## DOCUMENTO
▬▬▬▬▬▬▬▬▬▬

Possono ricorrere ex art. 28 Stat. Lav. gli organismi locali delle associazioni sindacali “nazionali”. Ai lavoratori è sempre consentito versare i contributi sindacali tramite trattenuta operata dall’azienda
Nota a Cass. 2 agosto 2017, n. 19272
Maria Novella Bettini
In relazione all’individuazione degli organismi sindacali legittimati ad agire per la repressione della condotta antisindacale (ex art. 28 Stat. Lav.) ed alle regole in materia di riscossione delle quote associative sindacali a mezzo di trattenuta operata dal datore di lavoro, la Corte di Cassazione (2 agosto 2017, n. 19272) ha affrontato una serie di questioni di rilievo, ripercorrendo le proprie precedenti decisioni e chiarendo taluni aspetti fondamentali, che è opportuno sinteticamente richiamare.
A) Organismi legittimati ex art. 28 Stat. Lav.

▬▬▬▬▬▬▬▬▬▬

## COMPITO DA SVOLGERE
Puoi trascrivere alla lettera il passo della nota sulla sentenza della Cassazione che comincia con "Possono ricorrere ex" e prosegue fino a "legittimati ex art. 28 Stat. Lav."?

## MATERIALE DI PARTENZA
▬▬▬▬▬▬▬▬▬▬

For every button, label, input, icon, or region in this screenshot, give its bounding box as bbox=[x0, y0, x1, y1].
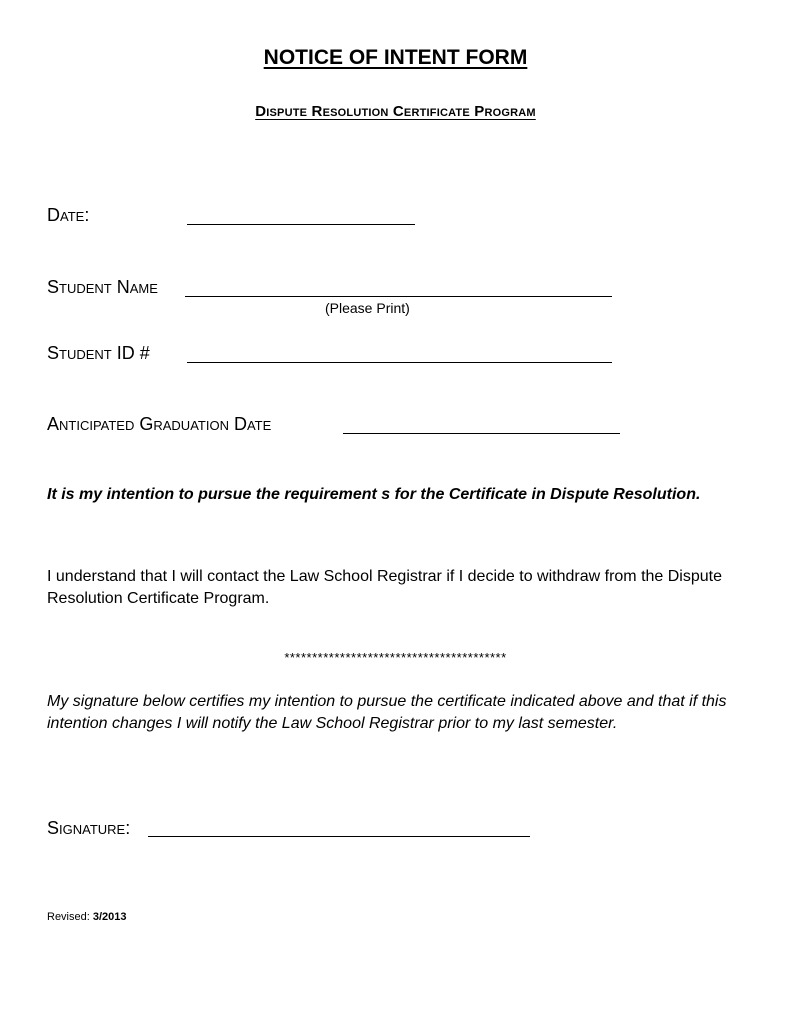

▬▬▬▬▬▬▬▬▬▬

## SOLUZIONE DEL PROBLEMA
Possono ricorrere ex art. 28 Stat. Lav. gli organismi locali delle associazioni sindacali “nazionali”. Ai lavoratori è sempre consentito versare i contributi sindacali tramite trattenuta operata dall’azienda
Nota a Cass. 2 agosto 2017, n. 19272
Maria Novella Bettini
In relazione all’individuazione degli organismi sindacali legittimati ad agire per la repressione della condotta antisindacale (ex art. 28 Stat. Lav.) ed alle regole in materia di riscossione delle quote associative sindacali a mezzo di trattenuta operata dal datore di lavoro, la Corte di Cassazione (2 agosto 2017, n. 19272) ha affrontato una serie di questioni di rilievo, ripercorrendo le proprie precedenti decisioni e chiarendo taluni aspetti fondamentali, che è opportuno sinteticamente richiamare.
A) Organismi legittimati ex art. 28 Stat. Lav.